- Listed entries -

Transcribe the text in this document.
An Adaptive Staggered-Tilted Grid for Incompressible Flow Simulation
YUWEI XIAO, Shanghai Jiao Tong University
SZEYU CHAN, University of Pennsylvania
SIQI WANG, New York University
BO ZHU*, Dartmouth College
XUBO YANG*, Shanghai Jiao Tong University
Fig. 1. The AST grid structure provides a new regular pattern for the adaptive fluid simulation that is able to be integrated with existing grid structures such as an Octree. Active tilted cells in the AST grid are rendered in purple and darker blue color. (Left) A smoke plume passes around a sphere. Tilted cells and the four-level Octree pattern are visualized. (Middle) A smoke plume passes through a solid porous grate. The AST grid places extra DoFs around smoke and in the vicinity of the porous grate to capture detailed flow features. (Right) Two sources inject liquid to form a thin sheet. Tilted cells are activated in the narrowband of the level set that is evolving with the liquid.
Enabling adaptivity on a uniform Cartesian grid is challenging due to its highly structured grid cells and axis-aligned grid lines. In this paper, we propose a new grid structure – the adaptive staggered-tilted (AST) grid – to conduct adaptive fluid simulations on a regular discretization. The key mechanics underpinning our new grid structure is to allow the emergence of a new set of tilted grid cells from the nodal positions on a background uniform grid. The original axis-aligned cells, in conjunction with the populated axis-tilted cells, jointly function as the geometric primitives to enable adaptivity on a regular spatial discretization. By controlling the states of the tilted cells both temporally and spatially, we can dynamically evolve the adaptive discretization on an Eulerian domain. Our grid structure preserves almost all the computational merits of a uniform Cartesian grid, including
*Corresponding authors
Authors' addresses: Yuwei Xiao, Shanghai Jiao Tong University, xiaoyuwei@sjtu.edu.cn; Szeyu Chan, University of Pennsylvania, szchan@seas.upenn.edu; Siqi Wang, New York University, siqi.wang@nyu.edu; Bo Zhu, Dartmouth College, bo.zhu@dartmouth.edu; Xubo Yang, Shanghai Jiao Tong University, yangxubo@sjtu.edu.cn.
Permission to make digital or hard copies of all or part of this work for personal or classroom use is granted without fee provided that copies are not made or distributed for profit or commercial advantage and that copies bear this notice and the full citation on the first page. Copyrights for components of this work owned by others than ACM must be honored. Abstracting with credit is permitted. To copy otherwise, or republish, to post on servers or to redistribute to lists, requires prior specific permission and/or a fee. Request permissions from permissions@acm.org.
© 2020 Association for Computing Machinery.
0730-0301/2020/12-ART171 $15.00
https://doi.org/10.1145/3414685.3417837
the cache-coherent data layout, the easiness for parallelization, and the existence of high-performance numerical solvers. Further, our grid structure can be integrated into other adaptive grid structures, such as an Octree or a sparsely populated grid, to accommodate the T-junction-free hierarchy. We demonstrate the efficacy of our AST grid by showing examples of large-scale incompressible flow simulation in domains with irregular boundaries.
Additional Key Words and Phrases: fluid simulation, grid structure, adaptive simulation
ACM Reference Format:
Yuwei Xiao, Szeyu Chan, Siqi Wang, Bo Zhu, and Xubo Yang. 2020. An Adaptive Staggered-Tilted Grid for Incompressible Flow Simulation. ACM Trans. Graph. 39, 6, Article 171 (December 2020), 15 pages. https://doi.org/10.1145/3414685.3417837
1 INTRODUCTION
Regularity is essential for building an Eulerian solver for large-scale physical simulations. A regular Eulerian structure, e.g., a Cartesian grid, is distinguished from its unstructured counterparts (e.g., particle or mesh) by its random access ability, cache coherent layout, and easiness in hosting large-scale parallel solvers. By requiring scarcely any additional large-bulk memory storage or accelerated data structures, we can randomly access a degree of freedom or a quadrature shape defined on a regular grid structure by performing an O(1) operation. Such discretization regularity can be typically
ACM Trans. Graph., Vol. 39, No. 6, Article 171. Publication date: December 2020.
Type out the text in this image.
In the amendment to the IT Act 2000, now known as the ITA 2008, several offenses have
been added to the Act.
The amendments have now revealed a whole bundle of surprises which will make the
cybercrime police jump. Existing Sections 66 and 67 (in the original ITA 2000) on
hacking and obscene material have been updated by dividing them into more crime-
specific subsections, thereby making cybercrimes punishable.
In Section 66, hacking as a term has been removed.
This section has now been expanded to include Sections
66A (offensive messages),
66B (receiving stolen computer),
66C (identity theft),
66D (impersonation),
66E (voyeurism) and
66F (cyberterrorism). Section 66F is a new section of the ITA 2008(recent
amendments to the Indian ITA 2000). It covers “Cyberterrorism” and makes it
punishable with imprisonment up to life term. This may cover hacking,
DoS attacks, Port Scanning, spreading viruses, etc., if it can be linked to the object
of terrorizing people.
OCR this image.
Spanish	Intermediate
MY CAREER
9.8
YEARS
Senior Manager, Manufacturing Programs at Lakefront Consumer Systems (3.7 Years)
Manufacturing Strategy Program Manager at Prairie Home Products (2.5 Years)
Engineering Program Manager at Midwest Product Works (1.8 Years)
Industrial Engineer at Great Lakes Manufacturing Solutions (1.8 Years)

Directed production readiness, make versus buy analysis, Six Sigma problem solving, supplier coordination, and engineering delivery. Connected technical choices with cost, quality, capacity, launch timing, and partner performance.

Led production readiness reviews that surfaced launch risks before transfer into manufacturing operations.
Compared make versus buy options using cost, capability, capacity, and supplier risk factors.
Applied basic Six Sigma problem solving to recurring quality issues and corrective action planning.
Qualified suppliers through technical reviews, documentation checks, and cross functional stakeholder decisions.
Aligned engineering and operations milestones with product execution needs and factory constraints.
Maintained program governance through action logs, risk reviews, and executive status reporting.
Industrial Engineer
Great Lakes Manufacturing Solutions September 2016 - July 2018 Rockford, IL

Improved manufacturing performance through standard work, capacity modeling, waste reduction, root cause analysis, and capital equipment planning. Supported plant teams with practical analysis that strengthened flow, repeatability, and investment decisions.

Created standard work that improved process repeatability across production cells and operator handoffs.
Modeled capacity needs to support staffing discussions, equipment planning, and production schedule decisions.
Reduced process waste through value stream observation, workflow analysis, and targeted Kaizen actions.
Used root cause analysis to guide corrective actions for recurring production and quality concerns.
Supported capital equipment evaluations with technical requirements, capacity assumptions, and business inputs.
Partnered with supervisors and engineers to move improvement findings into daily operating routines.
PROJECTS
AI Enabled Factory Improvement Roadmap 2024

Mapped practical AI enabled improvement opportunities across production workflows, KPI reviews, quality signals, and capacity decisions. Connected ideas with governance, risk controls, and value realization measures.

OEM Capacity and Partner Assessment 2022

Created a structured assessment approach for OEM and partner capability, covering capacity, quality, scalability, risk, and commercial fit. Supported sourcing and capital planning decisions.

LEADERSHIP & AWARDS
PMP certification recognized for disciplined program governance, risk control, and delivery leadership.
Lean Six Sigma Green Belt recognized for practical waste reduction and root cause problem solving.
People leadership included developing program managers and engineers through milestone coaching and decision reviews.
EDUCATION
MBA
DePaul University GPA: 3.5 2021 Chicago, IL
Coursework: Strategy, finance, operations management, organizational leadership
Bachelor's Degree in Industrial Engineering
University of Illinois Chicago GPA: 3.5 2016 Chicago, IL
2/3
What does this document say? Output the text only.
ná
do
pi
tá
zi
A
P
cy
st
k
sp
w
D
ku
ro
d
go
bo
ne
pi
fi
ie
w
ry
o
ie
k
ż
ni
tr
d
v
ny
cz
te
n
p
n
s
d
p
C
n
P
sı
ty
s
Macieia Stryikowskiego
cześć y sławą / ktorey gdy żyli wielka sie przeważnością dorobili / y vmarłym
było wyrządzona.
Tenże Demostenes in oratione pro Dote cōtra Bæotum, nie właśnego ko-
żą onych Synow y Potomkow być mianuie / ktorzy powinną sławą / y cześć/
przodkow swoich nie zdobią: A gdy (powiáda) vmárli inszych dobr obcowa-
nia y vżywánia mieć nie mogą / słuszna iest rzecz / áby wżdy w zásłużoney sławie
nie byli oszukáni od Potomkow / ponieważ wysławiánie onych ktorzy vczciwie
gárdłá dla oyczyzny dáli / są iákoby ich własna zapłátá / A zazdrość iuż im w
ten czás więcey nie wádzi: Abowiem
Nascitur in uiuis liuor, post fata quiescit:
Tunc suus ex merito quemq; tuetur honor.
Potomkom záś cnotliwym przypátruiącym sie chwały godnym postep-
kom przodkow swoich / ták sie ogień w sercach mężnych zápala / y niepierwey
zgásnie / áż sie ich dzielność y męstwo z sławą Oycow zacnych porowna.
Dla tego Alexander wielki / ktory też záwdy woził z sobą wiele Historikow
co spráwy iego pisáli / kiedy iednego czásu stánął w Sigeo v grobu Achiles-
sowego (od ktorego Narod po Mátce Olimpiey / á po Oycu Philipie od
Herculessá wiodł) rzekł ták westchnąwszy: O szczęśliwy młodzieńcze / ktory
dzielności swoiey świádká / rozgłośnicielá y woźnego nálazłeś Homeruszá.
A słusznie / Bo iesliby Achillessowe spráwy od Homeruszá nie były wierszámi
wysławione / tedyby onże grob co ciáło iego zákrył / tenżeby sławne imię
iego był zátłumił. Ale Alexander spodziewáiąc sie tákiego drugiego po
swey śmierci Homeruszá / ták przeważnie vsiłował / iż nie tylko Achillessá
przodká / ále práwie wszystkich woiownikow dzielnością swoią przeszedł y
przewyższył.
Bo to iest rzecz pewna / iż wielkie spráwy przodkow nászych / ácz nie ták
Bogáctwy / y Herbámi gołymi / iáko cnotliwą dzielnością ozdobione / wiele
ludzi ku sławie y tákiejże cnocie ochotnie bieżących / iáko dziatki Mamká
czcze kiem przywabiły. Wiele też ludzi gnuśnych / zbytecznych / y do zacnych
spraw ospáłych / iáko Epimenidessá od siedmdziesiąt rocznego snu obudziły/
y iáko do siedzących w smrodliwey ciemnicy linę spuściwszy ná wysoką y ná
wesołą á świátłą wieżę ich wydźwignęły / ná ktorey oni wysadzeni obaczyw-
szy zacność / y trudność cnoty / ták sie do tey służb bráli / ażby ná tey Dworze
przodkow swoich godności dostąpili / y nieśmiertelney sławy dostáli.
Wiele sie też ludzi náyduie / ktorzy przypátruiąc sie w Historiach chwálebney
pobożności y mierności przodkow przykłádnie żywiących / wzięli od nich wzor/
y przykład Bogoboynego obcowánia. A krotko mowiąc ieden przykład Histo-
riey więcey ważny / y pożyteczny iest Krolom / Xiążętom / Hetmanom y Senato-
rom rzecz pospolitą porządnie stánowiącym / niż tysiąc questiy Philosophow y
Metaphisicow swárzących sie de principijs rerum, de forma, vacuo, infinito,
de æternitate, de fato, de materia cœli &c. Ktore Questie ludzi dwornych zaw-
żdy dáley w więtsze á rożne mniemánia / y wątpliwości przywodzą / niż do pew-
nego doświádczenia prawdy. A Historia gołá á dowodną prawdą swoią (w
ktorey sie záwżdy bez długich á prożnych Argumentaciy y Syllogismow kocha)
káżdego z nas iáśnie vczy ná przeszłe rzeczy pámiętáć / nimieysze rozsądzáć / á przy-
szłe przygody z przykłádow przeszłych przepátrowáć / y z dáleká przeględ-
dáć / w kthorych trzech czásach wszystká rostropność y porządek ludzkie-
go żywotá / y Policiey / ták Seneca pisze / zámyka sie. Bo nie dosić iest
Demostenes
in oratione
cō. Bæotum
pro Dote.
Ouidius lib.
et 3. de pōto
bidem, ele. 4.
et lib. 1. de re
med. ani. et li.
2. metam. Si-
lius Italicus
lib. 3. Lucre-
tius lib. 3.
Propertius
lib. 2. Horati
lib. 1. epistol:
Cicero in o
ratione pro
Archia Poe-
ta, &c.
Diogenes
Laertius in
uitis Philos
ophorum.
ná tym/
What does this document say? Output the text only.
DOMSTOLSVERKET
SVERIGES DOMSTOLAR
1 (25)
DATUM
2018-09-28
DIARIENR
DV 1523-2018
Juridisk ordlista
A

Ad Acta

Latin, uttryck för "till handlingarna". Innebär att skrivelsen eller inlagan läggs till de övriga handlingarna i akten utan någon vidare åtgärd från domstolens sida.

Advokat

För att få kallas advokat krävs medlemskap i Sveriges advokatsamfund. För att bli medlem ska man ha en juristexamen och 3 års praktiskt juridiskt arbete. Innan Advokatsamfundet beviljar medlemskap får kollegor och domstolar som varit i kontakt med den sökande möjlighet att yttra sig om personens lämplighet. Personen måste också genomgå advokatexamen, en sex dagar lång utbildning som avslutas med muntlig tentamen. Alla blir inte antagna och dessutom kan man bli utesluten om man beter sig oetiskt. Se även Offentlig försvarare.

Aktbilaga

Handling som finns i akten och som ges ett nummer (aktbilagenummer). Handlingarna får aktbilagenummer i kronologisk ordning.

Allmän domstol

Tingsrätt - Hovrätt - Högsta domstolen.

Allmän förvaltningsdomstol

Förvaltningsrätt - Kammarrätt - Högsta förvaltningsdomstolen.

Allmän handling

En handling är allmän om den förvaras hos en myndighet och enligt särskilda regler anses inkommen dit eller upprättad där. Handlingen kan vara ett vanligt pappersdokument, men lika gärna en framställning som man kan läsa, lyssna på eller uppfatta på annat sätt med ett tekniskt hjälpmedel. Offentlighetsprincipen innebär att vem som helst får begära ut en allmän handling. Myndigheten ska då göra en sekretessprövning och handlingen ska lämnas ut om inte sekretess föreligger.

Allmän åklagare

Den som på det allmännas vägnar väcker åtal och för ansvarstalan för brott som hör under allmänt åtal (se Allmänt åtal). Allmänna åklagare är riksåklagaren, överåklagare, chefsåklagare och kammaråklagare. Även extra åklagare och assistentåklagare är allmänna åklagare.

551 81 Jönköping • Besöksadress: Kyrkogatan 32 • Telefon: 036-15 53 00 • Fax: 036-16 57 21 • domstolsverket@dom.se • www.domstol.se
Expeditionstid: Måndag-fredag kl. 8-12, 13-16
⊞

- To do -
Once you have identified the lines above that contain "oratione", copy each of them.

- Exercise output -
Tenże Demostenes in oratione pro Dote cōtra Bæotum, nie właśnego ko-
in oratione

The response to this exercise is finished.